---- Supplied data

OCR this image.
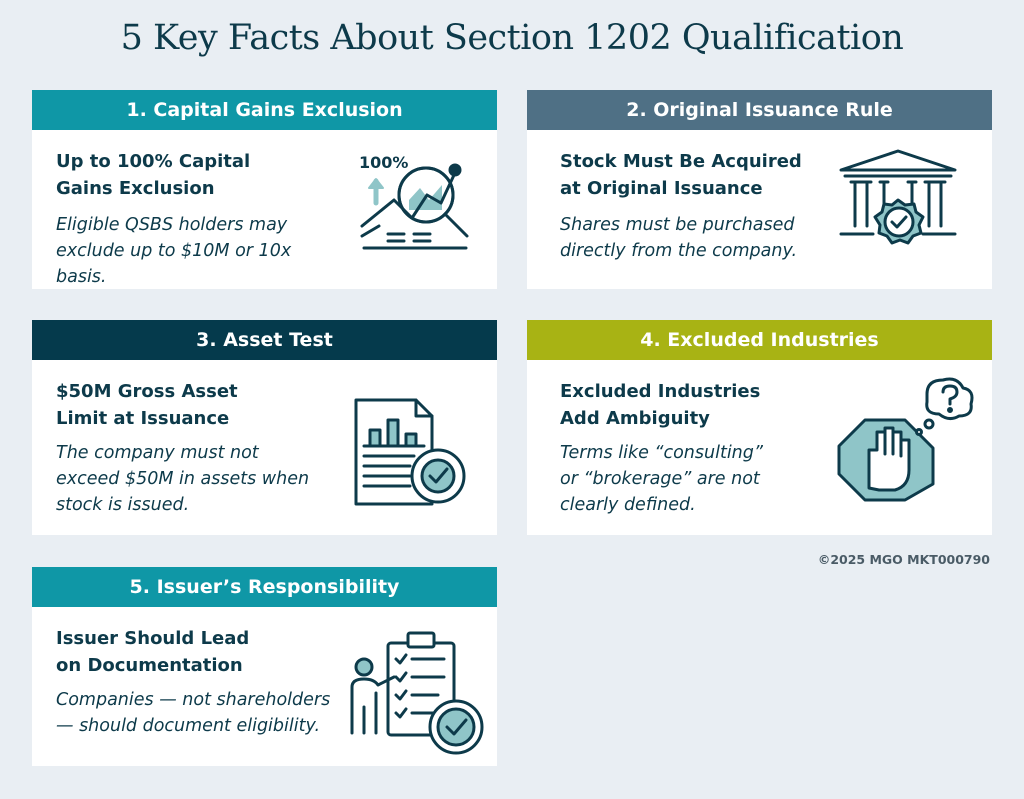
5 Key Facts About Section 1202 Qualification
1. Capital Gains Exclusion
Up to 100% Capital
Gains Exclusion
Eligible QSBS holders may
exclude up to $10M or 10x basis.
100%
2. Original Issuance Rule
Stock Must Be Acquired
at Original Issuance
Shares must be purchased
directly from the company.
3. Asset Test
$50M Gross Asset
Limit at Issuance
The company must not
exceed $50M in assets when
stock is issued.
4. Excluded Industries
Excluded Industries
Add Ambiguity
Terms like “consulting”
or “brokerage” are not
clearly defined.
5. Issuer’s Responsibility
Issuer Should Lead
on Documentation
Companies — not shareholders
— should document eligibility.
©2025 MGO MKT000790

--------
---- Supplied data

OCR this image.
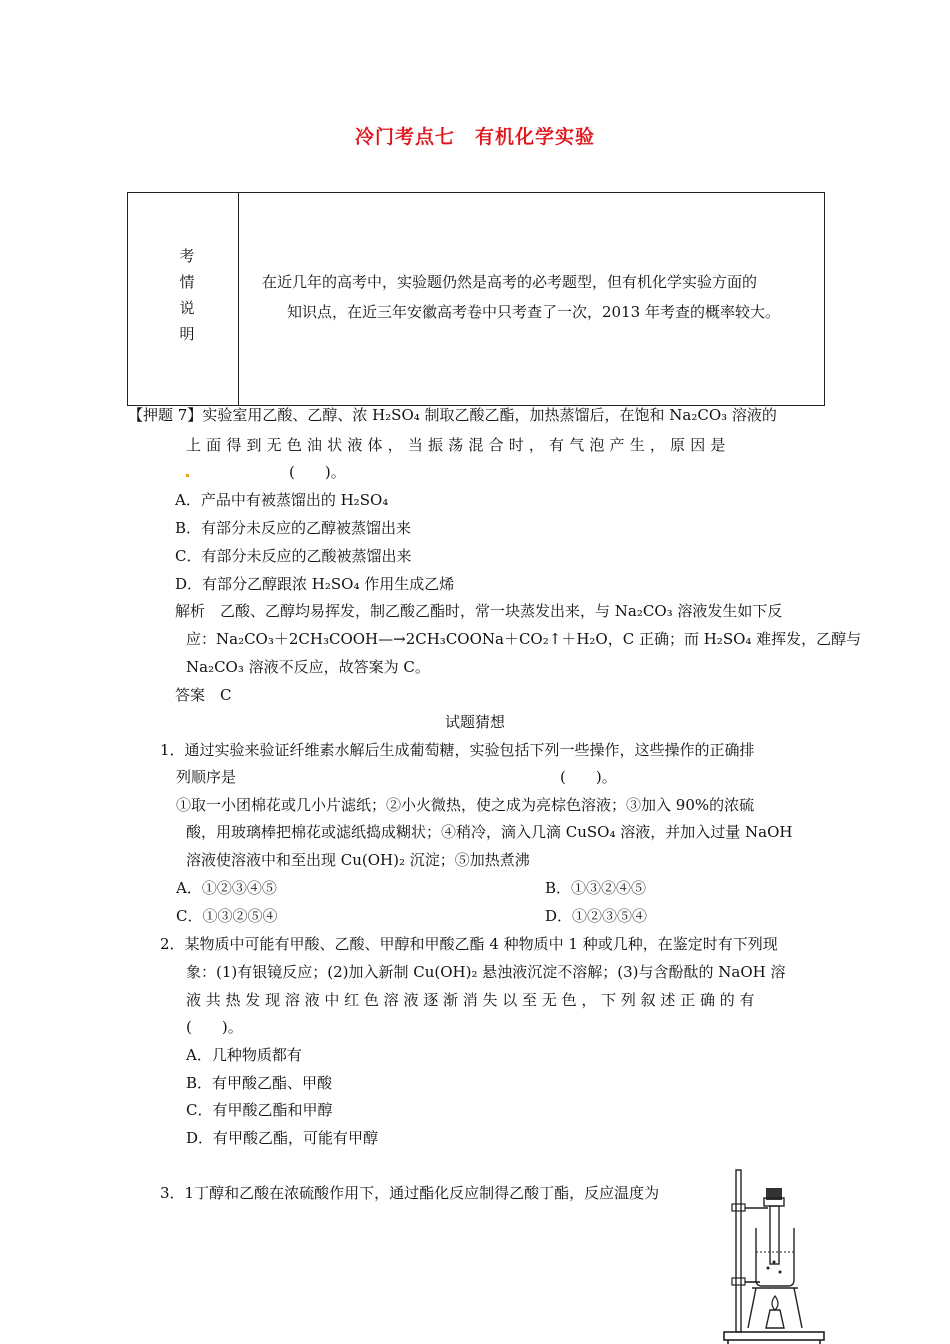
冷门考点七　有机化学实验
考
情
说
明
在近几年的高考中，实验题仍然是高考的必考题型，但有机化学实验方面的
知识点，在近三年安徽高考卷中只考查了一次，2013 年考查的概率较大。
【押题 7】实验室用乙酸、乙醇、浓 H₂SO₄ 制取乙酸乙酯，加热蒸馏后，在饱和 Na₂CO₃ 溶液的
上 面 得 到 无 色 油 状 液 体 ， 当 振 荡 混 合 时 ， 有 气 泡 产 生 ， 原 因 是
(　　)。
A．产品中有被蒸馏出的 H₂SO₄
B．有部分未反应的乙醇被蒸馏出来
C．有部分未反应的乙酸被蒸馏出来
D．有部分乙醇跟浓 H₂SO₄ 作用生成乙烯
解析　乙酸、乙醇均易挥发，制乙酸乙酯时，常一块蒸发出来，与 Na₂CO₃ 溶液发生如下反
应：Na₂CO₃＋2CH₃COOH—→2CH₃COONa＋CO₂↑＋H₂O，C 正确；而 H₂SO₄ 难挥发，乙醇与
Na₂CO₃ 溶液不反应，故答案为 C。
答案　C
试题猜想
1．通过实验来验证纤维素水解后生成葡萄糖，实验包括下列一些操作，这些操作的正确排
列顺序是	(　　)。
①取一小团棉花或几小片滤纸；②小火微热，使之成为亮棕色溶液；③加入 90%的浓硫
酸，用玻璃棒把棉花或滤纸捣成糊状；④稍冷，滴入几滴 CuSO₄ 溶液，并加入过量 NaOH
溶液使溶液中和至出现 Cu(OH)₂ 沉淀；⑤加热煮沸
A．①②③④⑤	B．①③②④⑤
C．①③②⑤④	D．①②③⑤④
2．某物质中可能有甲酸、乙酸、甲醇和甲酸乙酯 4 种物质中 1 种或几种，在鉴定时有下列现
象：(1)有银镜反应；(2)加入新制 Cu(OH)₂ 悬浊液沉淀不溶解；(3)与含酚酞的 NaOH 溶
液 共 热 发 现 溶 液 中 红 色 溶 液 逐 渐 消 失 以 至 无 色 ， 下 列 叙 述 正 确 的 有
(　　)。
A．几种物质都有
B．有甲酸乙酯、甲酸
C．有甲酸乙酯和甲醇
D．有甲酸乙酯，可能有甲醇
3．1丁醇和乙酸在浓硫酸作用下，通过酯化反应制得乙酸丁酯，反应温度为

--------

=== Description of the task ===
How many lines in the records hold the string "H₂SO₄"? Reply with the number alone.

=== Finished task ===
4